## Job
Give the number of lines in the data that hold the word "from", and nothing else.
____ Supplied information
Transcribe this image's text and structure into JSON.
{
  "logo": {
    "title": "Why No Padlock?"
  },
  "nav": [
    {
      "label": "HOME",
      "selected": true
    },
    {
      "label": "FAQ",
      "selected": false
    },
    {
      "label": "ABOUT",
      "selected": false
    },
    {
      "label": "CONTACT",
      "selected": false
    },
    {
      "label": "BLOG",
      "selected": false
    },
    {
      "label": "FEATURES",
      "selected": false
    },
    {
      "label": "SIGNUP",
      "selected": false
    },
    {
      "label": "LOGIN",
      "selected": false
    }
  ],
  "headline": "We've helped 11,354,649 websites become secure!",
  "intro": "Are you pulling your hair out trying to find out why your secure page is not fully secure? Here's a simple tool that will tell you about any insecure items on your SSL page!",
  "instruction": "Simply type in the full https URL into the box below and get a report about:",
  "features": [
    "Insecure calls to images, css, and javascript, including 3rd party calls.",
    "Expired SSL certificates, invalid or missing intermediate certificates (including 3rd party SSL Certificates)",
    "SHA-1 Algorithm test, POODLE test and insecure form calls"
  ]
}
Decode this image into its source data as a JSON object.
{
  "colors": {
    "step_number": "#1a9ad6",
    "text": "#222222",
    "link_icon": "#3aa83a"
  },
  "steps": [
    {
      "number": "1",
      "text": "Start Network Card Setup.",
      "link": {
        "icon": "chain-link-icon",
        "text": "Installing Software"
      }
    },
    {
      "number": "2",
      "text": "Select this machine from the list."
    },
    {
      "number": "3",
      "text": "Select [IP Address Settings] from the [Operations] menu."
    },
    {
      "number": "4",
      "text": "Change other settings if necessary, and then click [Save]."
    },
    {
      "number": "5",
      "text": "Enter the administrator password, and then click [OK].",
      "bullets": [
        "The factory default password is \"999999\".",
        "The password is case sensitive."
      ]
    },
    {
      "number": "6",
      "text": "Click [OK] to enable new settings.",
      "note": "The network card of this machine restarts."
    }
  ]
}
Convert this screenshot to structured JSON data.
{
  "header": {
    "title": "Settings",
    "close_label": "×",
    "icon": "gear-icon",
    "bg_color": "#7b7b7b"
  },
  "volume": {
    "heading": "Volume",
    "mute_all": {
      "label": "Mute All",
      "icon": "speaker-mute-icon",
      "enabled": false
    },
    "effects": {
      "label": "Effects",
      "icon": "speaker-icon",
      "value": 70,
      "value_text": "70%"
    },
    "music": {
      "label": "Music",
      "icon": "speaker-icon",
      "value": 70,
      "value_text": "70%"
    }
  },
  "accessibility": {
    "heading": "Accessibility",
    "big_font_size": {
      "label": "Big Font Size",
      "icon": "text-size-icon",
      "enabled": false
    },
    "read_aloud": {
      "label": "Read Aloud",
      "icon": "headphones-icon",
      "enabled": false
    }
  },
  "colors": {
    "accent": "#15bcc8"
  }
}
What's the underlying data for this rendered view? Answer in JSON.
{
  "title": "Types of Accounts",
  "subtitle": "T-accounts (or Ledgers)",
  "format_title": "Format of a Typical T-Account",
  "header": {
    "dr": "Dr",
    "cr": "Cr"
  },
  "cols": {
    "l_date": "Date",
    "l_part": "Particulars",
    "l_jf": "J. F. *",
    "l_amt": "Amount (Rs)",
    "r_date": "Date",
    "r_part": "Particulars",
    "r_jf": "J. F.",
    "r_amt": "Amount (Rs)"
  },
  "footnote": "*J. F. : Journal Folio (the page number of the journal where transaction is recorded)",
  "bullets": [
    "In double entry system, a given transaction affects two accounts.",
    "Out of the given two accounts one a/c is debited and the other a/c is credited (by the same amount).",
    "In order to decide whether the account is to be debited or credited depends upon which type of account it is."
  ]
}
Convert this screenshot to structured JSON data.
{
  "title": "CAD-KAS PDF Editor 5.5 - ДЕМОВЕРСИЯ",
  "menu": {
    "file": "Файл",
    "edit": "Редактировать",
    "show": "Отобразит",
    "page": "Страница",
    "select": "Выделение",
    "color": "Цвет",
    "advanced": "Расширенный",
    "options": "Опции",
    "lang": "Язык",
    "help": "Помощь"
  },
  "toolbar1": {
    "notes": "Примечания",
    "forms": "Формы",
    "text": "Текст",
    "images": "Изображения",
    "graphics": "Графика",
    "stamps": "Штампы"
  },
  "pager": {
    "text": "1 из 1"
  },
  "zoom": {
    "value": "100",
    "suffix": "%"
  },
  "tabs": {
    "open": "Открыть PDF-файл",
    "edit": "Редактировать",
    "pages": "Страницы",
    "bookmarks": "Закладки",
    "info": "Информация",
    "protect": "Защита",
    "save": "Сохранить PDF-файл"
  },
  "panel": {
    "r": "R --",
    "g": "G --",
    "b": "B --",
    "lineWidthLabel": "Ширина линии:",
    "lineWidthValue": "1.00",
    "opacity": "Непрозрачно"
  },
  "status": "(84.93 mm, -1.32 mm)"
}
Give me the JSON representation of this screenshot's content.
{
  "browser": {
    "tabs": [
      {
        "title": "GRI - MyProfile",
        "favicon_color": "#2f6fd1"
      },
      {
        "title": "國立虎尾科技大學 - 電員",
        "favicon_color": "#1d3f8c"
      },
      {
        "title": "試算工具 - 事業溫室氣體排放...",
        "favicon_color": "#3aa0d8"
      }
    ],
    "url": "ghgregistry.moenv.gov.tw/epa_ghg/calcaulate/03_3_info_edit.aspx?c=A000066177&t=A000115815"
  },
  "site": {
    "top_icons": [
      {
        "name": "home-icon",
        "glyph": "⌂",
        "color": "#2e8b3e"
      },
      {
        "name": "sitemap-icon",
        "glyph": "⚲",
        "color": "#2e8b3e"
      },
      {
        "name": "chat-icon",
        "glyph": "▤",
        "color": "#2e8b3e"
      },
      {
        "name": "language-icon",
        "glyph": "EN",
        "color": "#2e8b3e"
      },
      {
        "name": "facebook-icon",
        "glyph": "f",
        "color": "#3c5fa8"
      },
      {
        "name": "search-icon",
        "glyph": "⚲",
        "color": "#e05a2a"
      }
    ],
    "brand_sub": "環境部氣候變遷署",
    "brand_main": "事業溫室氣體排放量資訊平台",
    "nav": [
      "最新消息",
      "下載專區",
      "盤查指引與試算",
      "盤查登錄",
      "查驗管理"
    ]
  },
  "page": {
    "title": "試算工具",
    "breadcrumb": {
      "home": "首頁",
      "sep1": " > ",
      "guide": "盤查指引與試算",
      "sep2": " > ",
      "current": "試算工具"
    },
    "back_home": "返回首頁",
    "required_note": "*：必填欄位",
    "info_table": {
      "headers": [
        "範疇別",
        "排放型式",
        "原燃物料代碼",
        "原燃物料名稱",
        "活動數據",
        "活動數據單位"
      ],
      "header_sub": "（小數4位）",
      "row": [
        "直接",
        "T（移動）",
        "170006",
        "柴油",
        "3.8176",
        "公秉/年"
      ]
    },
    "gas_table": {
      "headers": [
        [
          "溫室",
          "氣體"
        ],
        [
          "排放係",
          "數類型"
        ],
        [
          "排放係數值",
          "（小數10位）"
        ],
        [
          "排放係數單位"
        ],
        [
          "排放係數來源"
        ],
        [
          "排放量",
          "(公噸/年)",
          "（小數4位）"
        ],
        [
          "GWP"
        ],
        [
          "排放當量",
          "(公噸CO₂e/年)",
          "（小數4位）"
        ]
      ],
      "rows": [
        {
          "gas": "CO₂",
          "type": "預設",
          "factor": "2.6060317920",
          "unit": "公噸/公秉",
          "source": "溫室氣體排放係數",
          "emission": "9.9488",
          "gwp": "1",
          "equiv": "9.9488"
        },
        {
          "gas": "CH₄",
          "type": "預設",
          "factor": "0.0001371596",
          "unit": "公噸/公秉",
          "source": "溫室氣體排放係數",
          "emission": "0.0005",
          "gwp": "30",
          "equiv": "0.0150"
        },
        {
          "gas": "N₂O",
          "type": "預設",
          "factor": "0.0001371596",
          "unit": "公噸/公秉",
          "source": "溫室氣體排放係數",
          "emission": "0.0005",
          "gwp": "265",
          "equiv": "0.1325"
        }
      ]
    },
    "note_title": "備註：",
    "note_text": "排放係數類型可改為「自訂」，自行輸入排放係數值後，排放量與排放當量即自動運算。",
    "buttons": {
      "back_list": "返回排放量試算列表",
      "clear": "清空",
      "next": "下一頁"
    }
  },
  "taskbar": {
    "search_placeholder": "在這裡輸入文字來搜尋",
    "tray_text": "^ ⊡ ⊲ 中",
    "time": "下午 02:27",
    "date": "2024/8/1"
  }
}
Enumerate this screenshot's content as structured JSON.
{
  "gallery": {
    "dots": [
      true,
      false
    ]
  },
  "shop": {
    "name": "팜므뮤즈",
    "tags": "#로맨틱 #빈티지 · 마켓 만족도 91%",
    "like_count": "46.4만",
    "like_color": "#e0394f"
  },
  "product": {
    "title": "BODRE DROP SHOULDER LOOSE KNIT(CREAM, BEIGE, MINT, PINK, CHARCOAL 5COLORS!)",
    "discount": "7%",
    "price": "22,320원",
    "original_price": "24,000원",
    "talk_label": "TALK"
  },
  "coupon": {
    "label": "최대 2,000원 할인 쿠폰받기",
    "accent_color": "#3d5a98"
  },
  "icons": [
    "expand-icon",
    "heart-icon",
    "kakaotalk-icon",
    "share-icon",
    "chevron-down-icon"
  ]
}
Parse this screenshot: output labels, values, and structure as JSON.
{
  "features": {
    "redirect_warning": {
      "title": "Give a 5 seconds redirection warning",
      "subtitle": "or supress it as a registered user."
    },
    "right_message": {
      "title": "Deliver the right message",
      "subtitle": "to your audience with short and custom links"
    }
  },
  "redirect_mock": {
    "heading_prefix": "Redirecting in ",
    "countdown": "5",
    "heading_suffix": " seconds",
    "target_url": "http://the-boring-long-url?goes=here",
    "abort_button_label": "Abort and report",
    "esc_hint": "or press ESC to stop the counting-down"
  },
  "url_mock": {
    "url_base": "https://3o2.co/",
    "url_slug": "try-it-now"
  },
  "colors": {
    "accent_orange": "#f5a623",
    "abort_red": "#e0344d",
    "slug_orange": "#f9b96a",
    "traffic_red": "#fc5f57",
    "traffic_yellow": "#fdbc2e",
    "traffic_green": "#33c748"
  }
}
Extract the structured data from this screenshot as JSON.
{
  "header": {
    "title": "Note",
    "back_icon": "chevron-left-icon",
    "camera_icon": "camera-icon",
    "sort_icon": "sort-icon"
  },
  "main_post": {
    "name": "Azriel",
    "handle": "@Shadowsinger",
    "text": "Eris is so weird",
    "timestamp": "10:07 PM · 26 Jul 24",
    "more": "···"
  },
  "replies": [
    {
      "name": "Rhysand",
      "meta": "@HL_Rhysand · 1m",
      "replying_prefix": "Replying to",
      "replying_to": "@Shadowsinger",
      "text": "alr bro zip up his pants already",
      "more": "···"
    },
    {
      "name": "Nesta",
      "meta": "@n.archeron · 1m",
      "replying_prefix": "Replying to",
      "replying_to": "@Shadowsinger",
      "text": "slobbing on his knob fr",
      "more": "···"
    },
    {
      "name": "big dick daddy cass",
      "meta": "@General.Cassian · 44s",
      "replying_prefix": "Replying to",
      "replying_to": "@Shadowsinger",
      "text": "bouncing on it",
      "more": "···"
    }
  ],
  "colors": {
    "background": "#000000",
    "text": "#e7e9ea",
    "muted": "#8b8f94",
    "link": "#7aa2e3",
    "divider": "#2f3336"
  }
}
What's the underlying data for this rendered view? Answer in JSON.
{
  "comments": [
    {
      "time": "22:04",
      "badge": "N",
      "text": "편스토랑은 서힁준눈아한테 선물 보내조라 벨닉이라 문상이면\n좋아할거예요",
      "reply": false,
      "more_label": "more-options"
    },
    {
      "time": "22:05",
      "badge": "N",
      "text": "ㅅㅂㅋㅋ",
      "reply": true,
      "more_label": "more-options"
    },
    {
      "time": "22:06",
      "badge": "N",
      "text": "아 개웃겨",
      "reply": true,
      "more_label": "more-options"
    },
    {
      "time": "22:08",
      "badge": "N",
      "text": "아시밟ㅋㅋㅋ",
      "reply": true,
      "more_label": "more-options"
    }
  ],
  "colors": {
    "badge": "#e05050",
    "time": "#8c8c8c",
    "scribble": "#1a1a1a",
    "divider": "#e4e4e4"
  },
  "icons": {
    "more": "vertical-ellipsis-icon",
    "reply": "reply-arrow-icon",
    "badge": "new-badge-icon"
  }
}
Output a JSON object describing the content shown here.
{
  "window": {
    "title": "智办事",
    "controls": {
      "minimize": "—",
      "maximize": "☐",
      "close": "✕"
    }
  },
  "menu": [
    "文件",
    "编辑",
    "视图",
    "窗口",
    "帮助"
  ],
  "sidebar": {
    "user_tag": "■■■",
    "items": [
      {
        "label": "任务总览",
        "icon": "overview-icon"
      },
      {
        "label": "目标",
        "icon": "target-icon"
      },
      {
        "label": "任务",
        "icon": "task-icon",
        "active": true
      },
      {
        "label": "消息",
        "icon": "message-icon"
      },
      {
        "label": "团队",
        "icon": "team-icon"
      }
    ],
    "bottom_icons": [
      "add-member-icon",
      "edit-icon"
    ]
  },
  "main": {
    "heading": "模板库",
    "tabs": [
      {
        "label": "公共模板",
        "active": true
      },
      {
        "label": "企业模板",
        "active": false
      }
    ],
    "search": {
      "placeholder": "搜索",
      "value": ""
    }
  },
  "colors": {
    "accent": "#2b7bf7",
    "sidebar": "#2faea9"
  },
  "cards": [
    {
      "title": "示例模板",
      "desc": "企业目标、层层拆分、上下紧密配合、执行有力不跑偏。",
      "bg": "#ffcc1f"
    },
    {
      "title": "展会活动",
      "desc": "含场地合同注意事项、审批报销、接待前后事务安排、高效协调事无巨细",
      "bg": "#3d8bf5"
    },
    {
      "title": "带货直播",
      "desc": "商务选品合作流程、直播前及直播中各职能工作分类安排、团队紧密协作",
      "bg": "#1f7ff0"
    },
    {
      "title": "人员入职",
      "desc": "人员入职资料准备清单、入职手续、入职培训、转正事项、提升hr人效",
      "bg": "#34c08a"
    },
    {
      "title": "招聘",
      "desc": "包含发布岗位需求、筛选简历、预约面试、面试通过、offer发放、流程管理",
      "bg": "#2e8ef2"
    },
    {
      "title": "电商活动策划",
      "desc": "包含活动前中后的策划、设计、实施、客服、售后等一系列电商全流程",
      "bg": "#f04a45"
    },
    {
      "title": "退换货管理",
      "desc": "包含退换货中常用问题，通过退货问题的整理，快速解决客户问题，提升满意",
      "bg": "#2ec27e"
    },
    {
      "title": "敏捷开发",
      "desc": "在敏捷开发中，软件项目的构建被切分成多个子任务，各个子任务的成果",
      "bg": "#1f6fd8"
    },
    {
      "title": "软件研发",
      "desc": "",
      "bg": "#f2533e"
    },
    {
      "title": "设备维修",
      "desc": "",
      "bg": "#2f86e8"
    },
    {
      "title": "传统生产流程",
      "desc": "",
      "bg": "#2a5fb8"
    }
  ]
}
________
## The result
3